*A run of records*.
'''

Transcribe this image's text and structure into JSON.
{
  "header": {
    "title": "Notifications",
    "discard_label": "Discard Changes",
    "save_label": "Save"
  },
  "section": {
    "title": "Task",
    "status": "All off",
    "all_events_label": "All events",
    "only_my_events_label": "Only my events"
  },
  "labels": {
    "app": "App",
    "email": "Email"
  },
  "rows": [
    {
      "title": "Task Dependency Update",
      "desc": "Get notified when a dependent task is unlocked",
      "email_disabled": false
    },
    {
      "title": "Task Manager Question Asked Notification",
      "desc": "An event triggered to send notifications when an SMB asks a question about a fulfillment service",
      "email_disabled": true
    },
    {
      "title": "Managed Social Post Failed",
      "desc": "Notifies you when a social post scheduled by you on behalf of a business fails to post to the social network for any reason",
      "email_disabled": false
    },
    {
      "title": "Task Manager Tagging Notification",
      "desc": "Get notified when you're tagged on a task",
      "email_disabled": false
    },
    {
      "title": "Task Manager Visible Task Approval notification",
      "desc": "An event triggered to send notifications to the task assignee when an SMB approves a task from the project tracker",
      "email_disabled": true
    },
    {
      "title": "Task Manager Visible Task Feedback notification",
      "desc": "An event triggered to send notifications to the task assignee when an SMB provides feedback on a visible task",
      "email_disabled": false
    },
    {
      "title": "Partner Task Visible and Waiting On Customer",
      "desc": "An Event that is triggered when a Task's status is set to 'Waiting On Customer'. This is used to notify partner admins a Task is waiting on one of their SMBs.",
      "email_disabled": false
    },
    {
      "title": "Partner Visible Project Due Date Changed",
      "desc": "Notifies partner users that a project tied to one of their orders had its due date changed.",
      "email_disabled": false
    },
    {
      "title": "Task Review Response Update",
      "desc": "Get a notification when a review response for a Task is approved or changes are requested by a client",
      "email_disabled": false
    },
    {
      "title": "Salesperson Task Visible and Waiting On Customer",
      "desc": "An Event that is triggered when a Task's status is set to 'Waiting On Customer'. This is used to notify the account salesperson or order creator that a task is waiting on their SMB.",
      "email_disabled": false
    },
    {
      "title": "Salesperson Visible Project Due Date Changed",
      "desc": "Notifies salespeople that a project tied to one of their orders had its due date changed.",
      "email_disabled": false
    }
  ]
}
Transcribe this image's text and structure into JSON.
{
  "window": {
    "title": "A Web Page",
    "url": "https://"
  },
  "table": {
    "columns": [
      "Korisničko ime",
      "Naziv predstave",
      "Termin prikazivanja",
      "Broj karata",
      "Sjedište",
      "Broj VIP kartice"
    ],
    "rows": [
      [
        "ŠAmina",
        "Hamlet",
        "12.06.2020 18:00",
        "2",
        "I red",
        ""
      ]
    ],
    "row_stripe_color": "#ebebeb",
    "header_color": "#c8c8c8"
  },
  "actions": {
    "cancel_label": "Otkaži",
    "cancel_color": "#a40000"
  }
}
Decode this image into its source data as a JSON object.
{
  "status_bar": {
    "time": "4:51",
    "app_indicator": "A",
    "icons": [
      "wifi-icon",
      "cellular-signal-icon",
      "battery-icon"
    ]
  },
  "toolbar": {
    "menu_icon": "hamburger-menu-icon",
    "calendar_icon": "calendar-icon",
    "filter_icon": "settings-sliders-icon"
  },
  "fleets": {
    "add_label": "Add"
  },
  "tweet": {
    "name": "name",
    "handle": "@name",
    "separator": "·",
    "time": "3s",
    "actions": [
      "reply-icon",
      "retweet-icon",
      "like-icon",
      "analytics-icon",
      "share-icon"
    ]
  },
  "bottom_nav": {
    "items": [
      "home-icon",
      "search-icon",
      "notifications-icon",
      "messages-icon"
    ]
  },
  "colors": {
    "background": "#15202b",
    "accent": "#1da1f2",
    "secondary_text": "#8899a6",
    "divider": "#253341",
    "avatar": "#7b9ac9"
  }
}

'''

Find the line containing "Decode this image" in the material above. Print it and every line after it through the end, exactly and only those.

*Result below*.
Decode this image into its source data as a JSON object.
{
  "status_bar": {
    "time": "4:51",
    "app_indicator": "A",
    "icons": [
      "wifi-icon",
      "cellular-signal-icon",
      "battery-icon"
    ]
  },
  "toolbar": {
    "menu_icon": "hamburger-menu-icon",
    "calendar_icon": "calendar-icon",
    "filter_icon": "settings-sliders-icon"
  },
  "fleets": {
    "add_label": "Add"
  },
  "tweet": {
    "name": "name",
    "handle": "@name",
    "separator": "·",
    "time": "3s",
    "actions": [
      "reply-icon",
      "retweet-icon",
      "like-icon",
      "analytics-icon",
      "share-icon"
    ]
  },
  "bottom_nav": {
    "items": [
      "home-icon",
      "search-icon",
      "notifications-icon",
      "messages-icon"
    ]
  },
  "colors": {
    "background": "#15202b",
    "accent": "#1da1f2",
    "secondary_text": "#8899a6",
    "divider": "#253341",
    "avatar": "#7b9ac9"
  }
}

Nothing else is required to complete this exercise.